◆ Material supplied
---
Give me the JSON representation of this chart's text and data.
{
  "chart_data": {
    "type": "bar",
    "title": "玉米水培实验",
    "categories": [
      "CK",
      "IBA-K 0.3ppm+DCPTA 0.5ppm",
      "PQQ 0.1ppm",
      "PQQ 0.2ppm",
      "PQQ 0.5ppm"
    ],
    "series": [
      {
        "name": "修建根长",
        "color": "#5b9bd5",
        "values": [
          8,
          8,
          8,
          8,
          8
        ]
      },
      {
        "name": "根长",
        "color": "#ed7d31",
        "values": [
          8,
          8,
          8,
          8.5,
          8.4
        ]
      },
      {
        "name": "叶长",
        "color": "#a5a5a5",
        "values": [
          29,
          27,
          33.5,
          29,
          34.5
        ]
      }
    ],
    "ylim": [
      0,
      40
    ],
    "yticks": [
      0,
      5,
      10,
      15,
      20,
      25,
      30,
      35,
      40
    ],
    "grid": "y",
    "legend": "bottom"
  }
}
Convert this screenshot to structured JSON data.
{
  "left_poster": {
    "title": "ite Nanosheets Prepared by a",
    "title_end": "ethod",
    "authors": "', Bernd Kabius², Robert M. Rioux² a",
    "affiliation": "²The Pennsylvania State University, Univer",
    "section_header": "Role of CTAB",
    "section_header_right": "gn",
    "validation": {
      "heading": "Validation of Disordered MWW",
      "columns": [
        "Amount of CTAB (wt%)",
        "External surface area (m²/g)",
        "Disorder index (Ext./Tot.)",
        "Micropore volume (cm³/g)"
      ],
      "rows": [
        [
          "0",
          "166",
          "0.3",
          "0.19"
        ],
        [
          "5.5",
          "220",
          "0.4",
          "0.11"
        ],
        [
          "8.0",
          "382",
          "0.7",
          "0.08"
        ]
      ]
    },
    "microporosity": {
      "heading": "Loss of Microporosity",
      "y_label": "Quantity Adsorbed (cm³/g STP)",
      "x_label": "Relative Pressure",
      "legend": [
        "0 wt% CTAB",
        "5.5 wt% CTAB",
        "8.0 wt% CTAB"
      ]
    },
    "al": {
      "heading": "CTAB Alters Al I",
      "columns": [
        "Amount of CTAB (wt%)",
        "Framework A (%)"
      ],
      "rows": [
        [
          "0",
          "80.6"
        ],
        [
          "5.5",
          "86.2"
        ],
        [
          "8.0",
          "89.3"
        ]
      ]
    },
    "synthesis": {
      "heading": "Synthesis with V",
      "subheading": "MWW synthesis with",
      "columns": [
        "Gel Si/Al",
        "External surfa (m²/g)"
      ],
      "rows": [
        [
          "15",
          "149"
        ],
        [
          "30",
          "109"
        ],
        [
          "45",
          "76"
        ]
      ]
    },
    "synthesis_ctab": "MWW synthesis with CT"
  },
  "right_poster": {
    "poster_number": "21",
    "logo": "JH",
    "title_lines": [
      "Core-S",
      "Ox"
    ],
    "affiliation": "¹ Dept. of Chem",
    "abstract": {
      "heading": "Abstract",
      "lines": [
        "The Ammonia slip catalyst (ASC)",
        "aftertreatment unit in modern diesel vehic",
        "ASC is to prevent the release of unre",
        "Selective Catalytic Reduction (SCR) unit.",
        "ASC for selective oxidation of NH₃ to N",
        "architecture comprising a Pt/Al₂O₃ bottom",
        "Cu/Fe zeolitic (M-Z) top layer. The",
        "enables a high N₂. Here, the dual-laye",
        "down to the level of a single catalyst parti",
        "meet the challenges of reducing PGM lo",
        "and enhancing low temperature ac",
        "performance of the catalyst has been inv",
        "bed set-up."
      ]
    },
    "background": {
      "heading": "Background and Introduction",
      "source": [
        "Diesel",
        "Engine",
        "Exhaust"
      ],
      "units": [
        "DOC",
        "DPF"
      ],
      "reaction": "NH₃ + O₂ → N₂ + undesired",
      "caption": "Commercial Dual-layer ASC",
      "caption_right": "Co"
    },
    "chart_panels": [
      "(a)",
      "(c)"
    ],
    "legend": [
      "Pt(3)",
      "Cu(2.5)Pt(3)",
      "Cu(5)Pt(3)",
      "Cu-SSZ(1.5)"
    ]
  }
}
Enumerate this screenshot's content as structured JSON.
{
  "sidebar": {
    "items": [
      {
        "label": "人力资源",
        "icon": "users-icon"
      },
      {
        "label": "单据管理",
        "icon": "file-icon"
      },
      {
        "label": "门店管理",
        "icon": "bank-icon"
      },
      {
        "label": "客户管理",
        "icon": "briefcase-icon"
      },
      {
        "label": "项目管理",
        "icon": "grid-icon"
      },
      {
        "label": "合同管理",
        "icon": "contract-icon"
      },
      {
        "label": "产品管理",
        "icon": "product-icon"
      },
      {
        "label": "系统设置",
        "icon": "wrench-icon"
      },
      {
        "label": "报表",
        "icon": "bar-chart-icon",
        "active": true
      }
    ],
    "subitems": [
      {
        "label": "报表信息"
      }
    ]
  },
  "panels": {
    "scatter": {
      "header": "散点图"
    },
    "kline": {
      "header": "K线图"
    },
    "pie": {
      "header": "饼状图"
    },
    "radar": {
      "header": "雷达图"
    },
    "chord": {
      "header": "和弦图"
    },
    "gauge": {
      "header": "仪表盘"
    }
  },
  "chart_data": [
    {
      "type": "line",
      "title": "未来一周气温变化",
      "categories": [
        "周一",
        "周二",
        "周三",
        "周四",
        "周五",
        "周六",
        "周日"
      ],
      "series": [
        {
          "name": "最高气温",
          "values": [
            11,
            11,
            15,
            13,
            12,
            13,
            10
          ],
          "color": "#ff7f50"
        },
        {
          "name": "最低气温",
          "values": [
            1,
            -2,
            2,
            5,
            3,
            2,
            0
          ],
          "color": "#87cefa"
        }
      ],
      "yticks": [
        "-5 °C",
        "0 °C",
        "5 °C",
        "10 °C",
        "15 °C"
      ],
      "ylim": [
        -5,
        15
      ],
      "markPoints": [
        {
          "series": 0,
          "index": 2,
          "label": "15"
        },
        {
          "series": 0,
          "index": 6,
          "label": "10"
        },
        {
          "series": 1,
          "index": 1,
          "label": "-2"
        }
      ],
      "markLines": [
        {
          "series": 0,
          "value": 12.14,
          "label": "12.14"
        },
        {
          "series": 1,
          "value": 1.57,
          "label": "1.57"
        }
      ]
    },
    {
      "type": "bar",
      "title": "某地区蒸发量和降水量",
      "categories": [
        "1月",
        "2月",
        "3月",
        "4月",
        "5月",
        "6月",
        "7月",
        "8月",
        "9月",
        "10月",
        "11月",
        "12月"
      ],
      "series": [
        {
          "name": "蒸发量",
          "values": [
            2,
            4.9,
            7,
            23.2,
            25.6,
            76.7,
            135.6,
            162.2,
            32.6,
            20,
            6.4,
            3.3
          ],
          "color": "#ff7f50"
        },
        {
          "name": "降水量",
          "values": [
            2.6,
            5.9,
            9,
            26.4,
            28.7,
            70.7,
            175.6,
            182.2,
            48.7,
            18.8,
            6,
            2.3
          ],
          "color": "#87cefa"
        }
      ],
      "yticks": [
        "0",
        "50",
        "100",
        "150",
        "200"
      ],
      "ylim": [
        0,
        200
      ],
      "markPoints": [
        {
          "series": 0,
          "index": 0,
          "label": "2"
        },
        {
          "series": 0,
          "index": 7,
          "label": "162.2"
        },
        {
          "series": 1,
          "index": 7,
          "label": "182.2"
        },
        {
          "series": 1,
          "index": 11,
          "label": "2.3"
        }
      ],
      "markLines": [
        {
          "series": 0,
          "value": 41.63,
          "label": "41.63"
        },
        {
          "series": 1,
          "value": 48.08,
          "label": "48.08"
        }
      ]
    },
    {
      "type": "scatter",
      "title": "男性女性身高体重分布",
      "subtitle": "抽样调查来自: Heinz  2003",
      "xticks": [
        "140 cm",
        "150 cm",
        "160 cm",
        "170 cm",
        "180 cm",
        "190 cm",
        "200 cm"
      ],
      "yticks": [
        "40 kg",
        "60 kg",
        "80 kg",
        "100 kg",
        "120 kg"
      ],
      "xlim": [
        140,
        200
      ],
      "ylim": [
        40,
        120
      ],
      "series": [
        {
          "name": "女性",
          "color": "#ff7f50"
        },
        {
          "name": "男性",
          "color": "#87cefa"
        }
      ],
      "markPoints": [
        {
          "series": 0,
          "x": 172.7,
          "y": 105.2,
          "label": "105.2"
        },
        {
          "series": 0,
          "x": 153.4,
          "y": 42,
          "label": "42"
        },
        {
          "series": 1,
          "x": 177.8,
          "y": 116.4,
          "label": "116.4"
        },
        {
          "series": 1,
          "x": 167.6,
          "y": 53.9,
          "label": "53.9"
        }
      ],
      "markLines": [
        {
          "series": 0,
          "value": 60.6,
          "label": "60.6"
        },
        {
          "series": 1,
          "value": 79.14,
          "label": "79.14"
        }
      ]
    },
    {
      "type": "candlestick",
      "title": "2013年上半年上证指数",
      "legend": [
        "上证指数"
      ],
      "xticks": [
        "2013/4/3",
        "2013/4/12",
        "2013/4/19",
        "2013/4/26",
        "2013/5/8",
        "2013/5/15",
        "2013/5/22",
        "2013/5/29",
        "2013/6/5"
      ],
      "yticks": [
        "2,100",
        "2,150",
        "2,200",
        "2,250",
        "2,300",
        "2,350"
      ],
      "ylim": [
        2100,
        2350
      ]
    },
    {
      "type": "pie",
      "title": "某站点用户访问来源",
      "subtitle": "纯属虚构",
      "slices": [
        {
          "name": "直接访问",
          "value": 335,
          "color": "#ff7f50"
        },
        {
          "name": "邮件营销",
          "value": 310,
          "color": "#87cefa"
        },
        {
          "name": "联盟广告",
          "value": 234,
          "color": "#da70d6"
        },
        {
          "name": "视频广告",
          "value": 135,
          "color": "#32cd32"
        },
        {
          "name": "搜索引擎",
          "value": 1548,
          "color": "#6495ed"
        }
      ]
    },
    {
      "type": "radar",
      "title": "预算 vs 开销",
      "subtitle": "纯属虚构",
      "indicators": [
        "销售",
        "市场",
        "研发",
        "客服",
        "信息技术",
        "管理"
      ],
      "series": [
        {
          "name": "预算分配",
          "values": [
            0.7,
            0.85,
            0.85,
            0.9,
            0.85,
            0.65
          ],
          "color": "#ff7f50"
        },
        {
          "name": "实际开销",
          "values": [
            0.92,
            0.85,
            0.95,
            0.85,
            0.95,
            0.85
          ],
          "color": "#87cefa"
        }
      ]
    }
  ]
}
---
◆ What needs to be done
Copy out all lines that carry the word "External".

◆ Written reply
        "External surface area (m²/g)",
        "External surfa (m²/g)"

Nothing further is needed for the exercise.